## Directions
Only the lines holding the string "students" are needed. Copy each one.
________________
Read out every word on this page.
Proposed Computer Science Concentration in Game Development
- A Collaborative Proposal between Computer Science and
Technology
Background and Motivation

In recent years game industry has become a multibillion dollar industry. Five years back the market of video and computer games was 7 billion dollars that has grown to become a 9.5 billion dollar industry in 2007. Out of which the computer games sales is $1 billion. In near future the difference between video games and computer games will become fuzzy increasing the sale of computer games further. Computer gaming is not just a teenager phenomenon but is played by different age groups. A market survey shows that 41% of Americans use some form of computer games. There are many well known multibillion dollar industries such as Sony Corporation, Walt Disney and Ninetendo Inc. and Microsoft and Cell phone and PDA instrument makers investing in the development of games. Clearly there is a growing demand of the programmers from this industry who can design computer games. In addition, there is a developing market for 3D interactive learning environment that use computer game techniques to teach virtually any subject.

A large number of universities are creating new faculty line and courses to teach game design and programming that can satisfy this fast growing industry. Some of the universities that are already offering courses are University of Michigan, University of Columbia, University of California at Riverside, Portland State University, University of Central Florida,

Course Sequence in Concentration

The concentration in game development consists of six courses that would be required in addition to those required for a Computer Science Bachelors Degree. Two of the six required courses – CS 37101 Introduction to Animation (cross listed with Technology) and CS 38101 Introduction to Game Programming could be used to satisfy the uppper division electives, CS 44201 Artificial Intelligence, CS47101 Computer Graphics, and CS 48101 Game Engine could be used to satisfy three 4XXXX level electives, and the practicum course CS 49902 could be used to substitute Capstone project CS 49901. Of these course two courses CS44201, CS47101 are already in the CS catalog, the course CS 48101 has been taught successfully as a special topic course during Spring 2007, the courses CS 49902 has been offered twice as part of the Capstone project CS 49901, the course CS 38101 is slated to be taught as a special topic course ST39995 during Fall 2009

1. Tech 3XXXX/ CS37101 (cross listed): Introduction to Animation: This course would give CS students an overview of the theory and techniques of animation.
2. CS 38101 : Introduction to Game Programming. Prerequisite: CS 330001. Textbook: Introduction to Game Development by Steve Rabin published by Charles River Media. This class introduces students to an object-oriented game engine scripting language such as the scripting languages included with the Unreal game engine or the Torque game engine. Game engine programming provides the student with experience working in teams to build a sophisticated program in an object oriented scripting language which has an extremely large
________________
## Written answer
1. Tech 3XXXX/ CS37101 (cross listed): Introduction to Animation: This course would give CS students an overview of the theory and techniques of animation.
2. CS 38101 : Introduction to Game Programming. Prerequisite: CS 330001. Textbook: Introduction to Game Development by Steve Rabin published by Charles River Media. This class introduces students to an object-oriented game engine scripting language such as the scripting languages included with the Unreal game engine or the Torque game engine. Game engine programming provides the student with experience working in teams to build a sophisticated program in an object oriented scripting language which has an extremely large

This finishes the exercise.